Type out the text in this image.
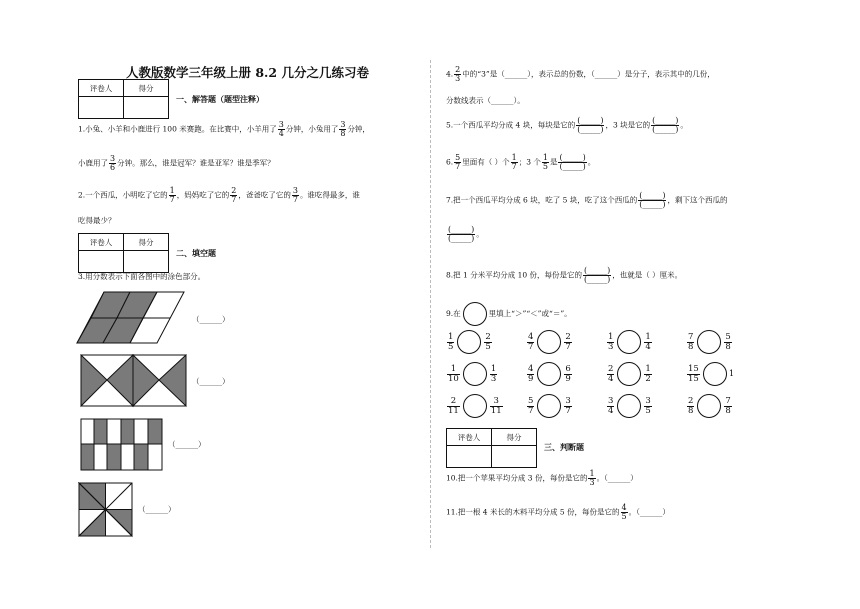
人教版数学三年级上册 8.2 几分之几练习卷
评卷人	得分

一、解答题（题型注释）
1.小兔、小羊和小鹿进行 100 米赛跑。在比赛中，小羊用了 $\frac{3}{4}$ 分钟，小兔用了 $\frac{3}{8}$ 分钟，
小鹿用了 $\frac{3}{6}$ 分钟。那么，谁是冠军？谁是亚军？谁是季军？
2.一个西瓜，小明吃了它的 $\frac{1}{7}$ ，妈妈吃了它的 $\frac{2}{7}$ ，爸爸吃了它的 $\frac{3}{7}$ 。谁吃得最多，谁
吃得最少？
评卷人	得分

二、填空题
3.用分数表示下面各图中的涂色部分。
（______）
（______）
（______）
（______）
4. $\frac{2}{3}$ 中的“3”是（______），表示总的份数，（______）是分子，表示其中的几份，
分数线表示（______）。
5.一个西瓜平均分成 4 块，每块是它的 $\frac{(\_\_\_\_\_)}{(\_\_\_\_\_)}$ ，3 块是它的 $\frac{(\_\_\_\_\_)}{(\_\_\_\_\_)}$ 。
6. $\frac{5}{7}$ 里面有（ ）个 $\frac{1}{7}$ ；3 个 $\frac{1}{5}$ 是 $\frac{(\_\_\_\_\_)}{(\_\_\_\_\_)}$ 。
7.把一个西瓜平均分成 6 块，吃了 5 块，吃了这个西瓜的 $\frac{(\_\_\_\_\_)}{(\_\_\_\_\_)}$ ，剩下这个西瓜的
$\frac{(\_\_\_\_\_)}{(\_\_\_\_\_)}$ 。
8.把 1 分米平均分成 10 份，每份是它的 $\frac{(\_\_\_\_\_)}{(\_\_\_\_\_)}$ ，也就是（ ）厘米。
9.在	里填上“＞”“＜”或“＝”。
$\frac{1}{5}$	$\frac{2}{5}$	$\frac{4}{7}$	$\frac{2}{7}$	$\frac{1}{3}$	$\frac{1}{4}$	$\frac{7}{8}$	$\frac{5}{8}$
$\frac{1}{10}$	$\frac{1}{3}$	$\frac{4}{9}$	$\frac{6}{9}$	$\frac{2}{4}$	$\frac{1}{2}$	$\frac{15}{15}$	1
$\frac{2}{11}$	$\frac{3}{11}$	$\frac{5}{7}$	$\frac{3}{7}$	$\frac{3}{4}$	$\frac{3}{5}$	$\frac{2}{8}$	$\frac{7}{8}$
评卷人	得分

三、判断题
10.把一个苹果平均分成 3 份，每份是它的 $\frac{1}{3}$ 。（______）
11.把一根 4 米长的木料平均分成 5 份，每份是它的 $\frac{4}{5}$ 。（______）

• • •

## Required task
Transcribe the records above exactly as they appear, leaving out any pictures.

## Written response
Type out the text in this image.
人教版数学三年级上册 8.2 几分之几练习卷
评卷人	得分

一、解答题（题型注释）
1.小兔、小羊和小鹿进行 100 米赛跑。在比赛中，小羊用了 $\frac{3}{4}$ 分钟，小兔用了 $\frac{3}{8}$ 分钟，
小鹿用了 $\frac{3}{6}$ 分钟。那么，谁是冠军？谁是亚军？谁是季军？
2.一个西瓜，小明吃了它的 $\frac{1}{7}$ ，妈妈吃了它的 $\frac{2}{7}$ ，爸爸吃了它的 $\frac{3}{7}$ 。谁吃得最多，谁
吃得最少？
评卷人	得分

二、填空题
3.用分数表示下面各图中的涂色部分。
（______）
（______）
（______）
（______）
4. $\frac{2}{3}$ 中的“3”是（______），表示总的份数，（______）是分子，表示其中的几份，
分数线表示（______）。
5.一个西瓜平均分成 4 块，每块是它的 $\frac{(\_\_\_\_\_)}{(\_\_\_\_\_)}$ ，3 块是它的 $\frac{(\_\_\_\_\_)}{(\_\_\_\_\_)}$ 。
6. $\frac{5}{7}$ 里面有（ ）个 $\frac{1}{7}$ ；3 个 $\frac{1}{5}$ 是 $\frac{(\_\_\_\_\_)}{(\_\_\_\_\_)}$ 。
7.把一个西瓜平均分成 6 块，吃了 5 块，吃了这个西瓜的 $\frac{(\_\_\_\_\_)}{(\_\_\_\_\_)}$ ，剩下这个西瓜的
$\frac{(\_\_\_\_\_)}{(\_\_\_\_\_)}$ 。
8.把 1 分米平均分成 10 份，每份是它的 $\frac{(\_\_\_\_\_)}{(\_\_\_\_\_)}$ ，也就是（ ）厘米。
9.在	里填上“＞”“＜”或“＝”。
$\frac{1}{5}$	$\frac{2}{5}$	$\frac{4}{7}$	$\frac{2}{7}$	$\frac{1}{3}$	$\frac{1}{4}$	$\frac{7}{8}$	$\frac{5}{8}$
$\frac{1}{10}$	$\frac{1}{3}$	$\frac{4}{9}$	$\frac{6}{9}$	$\frac{2}{4}$	$\frac{1}{2}$	$\frac{15}{15}$	1
$\frac{2}{11}$	$\frac{3}{11}$	$\frac{5}{7}$	$\frac{3}{7}$	$\frac{3}{4}$	$\frac{3}{5}$	$\frac{2}{8}$	$\frac{7}{8}$
评卷人	得分

三、判断题
10.把一个苹果平均分成 3 份，每份是它的 $\frac{1}{3}$ 。（______）
11.把一根 4 米长的木料平均分成 5 份，每份是它的 $\frac{4}{5}$ 。（______）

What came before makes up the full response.